=== Directive ===
Count every line below that contains "texture", then state the total with no other output.

(Extracted data entries)

● ● ● ●

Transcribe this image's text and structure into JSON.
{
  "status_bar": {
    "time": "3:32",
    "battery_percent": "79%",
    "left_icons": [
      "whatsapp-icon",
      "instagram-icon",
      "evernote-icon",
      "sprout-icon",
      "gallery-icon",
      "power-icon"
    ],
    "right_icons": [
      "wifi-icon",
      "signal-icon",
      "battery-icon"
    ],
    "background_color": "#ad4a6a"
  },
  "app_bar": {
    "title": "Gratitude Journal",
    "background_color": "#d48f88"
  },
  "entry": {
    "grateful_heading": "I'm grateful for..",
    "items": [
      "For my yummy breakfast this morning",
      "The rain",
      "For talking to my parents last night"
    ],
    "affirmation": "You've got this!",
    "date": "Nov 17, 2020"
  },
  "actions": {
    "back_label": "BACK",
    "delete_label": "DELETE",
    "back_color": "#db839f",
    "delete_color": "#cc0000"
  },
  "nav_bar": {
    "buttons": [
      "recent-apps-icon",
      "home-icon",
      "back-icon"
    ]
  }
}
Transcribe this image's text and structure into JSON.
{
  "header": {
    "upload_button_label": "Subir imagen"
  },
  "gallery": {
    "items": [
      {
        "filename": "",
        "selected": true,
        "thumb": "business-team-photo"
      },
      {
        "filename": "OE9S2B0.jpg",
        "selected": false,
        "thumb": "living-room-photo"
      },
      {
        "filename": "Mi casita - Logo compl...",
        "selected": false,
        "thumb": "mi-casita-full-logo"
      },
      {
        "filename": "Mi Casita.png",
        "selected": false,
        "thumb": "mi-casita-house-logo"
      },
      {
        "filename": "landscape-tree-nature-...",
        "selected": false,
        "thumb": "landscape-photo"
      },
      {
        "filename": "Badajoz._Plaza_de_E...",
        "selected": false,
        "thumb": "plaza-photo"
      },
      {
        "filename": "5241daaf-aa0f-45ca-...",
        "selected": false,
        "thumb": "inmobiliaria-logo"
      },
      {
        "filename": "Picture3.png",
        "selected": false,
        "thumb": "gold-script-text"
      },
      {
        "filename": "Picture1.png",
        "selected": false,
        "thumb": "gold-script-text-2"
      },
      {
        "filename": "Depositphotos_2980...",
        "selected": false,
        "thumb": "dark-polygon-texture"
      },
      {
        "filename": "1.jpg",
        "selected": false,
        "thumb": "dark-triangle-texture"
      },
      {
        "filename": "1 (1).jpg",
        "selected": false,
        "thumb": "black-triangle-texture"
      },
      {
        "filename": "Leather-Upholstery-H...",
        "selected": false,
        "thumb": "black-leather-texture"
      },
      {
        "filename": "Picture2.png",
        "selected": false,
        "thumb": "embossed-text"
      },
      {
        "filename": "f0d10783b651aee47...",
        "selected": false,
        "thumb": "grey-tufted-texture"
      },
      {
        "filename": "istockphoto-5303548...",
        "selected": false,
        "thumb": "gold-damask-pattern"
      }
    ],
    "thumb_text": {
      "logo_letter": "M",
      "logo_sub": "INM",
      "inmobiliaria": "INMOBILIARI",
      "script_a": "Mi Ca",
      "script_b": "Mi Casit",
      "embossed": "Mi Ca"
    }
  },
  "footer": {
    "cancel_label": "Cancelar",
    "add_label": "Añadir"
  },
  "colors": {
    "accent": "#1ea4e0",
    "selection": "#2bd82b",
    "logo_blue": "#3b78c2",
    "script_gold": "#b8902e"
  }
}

● ● ● ●

=== Reply ===
5